▶ **POLECENIE**: Poprowadź dalej tekst z forum o gotowości Polski do wojny, zaczynając tuż po jego ostatnim wierszu.

▶ **FRAGMENT TEKSTU**:

Aby się czegoś dowiedzieć, to trzeba naprawdę tego chcieć - czyli czytać ze zrozumieniem i, jeżeli nie zgadzasz się z argumentacją drugiej strony, odpowiadać. A nie zajmować stanowiska "nie bo nie". Ty Adrianie M, tak na mój gust, masz jakąś jednostkową wiedzę, ale nie potrafisz jej poukładać, więc przyjmujesz gdzieś przeczytane interpretacje wydarzeń i się ich trzymasz. Przy czym im te interpretacje są bardziej "nietypowe", "sensacyjne", nie odpowiadające powszechnie przyjętym poglądom - tym lepiej. Bez względu na to czy one mają sens czy nie. A to nie o to chodzi.
AdrianM
Posty: 2823
Rejestracja: 2018-03-14, 18:34

Re: „Nie oddamy ani guzika”. Czy byliśmy gotowi do wojny❓ – cykl Geneza II wojny światowej

Post autor: AdrianM »

▶ **PODANE INFORMACJE**:
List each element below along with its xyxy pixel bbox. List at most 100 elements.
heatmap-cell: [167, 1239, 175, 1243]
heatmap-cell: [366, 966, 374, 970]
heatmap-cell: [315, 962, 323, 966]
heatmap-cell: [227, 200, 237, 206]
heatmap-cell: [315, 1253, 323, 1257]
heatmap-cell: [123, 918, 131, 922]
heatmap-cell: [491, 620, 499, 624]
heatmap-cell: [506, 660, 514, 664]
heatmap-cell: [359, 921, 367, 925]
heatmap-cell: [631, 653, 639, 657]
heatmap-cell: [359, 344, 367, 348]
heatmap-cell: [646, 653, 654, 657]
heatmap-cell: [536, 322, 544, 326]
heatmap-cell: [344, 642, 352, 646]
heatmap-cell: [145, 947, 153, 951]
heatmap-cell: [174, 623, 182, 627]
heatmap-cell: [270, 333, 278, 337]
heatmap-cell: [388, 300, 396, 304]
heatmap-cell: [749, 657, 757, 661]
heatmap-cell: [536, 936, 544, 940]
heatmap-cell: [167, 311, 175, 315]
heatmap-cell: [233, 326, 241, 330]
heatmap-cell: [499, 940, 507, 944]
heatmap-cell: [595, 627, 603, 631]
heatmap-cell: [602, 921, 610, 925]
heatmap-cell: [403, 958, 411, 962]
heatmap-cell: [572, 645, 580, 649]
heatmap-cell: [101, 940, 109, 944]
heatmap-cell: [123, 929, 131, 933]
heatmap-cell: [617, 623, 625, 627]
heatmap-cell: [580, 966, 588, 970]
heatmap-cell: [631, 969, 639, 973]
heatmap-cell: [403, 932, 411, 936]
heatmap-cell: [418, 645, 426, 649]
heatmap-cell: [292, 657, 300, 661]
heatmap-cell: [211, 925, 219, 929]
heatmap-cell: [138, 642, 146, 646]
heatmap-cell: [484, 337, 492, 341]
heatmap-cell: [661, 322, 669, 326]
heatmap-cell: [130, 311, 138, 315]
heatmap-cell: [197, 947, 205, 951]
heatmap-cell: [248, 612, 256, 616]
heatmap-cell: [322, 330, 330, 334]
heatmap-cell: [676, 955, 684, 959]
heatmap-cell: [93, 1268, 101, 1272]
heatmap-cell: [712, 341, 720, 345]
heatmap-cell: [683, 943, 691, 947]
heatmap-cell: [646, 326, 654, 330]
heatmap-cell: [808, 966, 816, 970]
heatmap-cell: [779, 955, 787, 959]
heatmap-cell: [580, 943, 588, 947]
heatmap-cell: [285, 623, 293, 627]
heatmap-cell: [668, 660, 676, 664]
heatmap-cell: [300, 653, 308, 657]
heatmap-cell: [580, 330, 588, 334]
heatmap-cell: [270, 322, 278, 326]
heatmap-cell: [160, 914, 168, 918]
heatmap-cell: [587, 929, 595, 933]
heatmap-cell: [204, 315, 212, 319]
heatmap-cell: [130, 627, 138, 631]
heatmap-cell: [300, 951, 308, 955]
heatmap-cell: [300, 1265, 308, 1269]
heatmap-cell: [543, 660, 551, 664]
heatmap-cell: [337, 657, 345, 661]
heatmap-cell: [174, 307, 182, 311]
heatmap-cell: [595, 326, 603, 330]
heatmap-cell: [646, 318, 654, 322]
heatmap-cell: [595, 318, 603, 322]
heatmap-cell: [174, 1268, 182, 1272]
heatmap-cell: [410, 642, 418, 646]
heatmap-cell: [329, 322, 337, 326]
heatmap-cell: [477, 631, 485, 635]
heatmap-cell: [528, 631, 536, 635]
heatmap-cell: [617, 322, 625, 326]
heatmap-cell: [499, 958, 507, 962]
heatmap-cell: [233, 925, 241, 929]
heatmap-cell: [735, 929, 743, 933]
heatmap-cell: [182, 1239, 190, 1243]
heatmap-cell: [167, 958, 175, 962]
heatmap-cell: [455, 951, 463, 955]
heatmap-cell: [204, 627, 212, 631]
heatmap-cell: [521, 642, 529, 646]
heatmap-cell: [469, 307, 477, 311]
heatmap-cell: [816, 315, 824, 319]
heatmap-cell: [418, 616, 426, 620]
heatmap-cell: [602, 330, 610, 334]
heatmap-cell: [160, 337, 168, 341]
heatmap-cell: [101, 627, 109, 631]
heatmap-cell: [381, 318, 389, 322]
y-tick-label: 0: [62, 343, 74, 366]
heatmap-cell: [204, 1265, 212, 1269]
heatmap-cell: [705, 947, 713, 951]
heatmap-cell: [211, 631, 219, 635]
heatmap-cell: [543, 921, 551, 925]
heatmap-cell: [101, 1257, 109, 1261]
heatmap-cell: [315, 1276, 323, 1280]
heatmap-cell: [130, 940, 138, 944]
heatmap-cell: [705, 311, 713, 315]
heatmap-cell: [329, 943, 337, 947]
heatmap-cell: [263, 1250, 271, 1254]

▶ **ODPOWIEDŹ**:
Ale żeby interpretować to trzeba mieć jakąś wiedzę, jakieś podstawy u źródeł. Inaczej twoje interpretacje to nic więcej niż wypociny na poziomie nieokrzesanego licealisty. A mi taki poziom dyskusji po prostu nie odpowiada. Mając głęboko w nosie fakty można zbudować dowolną interpretację świata. Czasami komuś to służy, ale na takim forum jak tu nie jestem w stanie pojąć niby komu i po co(?). Mało kto to czyta, a już ten wątek to jakiś ledwo procent. A ty próbujesz tu sprzedać dość karkołomną linie obrońców sanacji, która swojej uzurpowanej roli nie spełniła, bo i intelektualnie nie była w stanie sprostać. Przy odrobinie pomyślunku tej wojny mogło nie być. Jest to proste i taki cel zresztą im przyświecał, problem jedynie w tym, że cel realixowany był wbrew wszelkiej logice.
Napoleon
Posty: 3991
Rejestracja: 2006-04-21, 14:07
Lokalizacja: Racibórz

Re: „Nie oddamy ani guzika”. Czy byliśmy gotowi do wojny❓ – cykl Geneza II wojny światowej

Post autor: Napoleon »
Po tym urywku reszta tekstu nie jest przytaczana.